SHORT PROBLEM
For each line in the data below that holds "Heading", return a copy.

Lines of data
########################################

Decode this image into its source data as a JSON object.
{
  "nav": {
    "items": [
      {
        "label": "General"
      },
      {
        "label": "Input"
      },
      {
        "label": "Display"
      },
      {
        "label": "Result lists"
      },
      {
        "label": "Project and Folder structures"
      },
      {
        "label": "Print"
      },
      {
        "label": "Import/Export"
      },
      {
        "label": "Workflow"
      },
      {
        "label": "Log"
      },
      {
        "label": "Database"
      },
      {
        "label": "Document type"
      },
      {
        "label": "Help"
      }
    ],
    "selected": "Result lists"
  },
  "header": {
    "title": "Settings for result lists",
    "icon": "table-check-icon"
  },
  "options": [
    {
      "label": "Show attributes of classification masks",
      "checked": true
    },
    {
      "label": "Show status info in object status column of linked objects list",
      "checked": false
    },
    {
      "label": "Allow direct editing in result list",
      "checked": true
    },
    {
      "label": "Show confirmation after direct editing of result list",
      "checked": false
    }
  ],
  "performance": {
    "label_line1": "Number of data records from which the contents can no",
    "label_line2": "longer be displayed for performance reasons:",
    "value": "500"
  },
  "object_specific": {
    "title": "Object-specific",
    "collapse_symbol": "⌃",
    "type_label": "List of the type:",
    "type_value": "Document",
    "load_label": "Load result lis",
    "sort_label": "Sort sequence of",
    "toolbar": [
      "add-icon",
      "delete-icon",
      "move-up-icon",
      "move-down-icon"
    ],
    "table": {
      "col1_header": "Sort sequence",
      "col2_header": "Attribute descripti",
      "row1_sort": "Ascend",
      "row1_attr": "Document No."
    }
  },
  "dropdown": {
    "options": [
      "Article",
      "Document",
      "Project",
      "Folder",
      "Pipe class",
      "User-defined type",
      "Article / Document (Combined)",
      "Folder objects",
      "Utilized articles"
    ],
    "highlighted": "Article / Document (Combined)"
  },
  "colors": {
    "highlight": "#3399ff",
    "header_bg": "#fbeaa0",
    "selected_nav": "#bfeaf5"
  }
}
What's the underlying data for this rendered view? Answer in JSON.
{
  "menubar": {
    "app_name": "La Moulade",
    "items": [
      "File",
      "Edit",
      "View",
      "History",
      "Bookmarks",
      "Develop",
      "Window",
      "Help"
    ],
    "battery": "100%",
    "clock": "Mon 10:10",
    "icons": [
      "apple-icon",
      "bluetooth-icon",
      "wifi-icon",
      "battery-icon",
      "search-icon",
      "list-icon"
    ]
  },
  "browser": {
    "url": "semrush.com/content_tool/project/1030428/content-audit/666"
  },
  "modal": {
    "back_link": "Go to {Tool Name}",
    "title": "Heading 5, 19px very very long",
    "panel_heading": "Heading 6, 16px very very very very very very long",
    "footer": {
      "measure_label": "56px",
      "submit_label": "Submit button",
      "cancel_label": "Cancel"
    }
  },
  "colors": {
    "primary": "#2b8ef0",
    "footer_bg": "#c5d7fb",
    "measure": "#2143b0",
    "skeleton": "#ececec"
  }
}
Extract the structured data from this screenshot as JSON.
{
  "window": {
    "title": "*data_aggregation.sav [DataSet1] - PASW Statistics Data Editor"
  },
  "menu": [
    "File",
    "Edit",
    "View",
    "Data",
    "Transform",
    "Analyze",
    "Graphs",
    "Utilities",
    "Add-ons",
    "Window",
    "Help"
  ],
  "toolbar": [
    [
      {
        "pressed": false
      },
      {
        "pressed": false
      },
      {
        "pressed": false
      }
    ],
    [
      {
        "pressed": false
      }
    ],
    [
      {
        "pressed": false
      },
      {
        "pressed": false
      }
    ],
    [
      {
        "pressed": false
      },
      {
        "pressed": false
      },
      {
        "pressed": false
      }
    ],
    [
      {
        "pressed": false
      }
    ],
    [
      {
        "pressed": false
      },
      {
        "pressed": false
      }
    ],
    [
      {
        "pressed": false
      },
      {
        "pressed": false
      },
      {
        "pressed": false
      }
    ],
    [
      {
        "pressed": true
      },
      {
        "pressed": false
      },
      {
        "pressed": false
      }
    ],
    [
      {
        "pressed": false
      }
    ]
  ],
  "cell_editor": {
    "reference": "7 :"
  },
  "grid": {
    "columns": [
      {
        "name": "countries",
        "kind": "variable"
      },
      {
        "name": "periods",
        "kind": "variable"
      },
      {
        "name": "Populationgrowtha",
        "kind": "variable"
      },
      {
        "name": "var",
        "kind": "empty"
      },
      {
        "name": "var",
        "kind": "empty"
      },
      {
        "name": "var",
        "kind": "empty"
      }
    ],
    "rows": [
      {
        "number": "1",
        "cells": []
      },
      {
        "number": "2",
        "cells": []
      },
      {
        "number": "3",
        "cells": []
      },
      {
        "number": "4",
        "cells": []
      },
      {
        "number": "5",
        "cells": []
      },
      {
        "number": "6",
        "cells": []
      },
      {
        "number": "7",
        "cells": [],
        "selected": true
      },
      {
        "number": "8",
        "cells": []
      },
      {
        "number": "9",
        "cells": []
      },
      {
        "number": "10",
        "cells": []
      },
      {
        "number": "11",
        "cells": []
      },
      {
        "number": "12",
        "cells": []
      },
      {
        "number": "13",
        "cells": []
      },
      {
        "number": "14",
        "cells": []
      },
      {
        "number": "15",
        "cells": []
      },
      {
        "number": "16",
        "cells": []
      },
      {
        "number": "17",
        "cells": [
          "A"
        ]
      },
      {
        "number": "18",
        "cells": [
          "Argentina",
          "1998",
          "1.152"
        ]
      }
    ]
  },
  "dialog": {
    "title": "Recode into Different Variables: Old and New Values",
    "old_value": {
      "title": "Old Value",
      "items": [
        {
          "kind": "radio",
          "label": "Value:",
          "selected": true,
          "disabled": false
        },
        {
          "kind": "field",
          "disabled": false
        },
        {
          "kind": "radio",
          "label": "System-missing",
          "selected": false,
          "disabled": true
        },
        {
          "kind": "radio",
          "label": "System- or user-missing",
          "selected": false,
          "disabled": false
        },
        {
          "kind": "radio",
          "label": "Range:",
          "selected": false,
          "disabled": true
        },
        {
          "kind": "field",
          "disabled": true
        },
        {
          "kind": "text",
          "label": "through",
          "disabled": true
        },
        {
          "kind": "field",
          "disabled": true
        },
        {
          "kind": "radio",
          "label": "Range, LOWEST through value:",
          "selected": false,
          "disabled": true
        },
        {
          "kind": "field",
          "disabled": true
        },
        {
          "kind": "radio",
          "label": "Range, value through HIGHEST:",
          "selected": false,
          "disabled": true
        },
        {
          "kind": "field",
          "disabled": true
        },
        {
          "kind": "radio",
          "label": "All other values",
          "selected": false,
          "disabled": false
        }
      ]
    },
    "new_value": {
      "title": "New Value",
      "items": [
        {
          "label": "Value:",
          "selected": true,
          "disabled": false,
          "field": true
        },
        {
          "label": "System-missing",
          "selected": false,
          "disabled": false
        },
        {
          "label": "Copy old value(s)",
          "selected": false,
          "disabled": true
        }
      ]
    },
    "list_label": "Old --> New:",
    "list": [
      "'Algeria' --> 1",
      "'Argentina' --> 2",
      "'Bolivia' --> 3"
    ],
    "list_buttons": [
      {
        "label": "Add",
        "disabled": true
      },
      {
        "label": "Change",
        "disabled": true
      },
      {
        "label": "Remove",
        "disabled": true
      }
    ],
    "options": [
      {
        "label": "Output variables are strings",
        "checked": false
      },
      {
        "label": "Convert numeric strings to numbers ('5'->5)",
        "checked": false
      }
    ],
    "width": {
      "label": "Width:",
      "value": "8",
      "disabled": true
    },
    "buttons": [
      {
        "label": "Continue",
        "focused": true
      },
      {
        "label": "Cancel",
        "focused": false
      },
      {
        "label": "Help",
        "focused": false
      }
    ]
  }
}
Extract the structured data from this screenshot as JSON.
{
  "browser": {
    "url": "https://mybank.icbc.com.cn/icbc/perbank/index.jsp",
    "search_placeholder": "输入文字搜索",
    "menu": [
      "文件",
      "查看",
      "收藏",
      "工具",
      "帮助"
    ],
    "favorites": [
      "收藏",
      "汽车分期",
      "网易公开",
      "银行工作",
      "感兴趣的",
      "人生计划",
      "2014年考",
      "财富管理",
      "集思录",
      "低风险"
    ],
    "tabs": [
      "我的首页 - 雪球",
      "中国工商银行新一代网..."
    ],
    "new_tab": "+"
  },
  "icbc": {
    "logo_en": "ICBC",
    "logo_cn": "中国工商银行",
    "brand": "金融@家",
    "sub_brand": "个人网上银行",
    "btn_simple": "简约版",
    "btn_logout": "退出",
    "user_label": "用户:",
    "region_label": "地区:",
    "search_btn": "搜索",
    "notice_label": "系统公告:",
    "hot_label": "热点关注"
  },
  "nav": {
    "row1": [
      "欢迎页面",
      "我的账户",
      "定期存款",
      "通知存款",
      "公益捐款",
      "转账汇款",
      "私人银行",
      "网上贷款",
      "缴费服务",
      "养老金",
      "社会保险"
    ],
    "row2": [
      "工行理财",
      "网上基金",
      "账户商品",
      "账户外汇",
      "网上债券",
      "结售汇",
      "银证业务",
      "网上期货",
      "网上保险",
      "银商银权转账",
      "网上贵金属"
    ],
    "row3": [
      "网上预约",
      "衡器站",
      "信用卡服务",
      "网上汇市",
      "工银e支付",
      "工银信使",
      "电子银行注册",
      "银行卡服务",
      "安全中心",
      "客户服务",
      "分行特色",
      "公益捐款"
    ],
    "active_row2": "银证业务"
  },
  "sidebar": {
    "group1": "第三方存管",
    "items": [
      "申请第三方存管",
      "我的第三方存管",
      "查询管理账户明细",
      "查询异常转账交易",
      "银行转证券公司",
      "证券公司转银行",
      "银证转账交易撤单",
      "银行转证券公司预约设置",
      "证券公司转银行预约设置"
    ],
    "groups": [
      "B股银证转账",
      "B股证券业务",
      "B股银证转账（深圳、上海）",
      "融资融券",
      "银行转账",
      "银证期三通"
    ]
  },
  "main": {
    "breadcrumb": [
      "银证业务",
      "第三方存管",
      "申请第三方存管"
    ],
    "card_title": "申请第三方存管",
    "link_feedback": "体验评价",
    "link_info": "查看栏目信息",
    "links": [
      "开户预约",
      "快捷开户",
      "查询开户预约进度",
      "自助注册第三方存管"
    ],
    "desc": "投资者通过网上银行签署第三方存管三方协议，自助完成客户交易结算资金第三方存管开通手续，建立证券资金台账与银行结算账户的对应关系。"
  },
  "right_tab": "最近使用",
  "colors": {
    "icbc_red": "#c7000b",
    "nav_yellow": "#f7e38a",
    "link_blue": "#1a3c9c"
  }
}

########################################

REPLY
    "title": "Heading 5, 19px very very long",
    "panel_heading": "Heading 6, 16px very very very very very very long",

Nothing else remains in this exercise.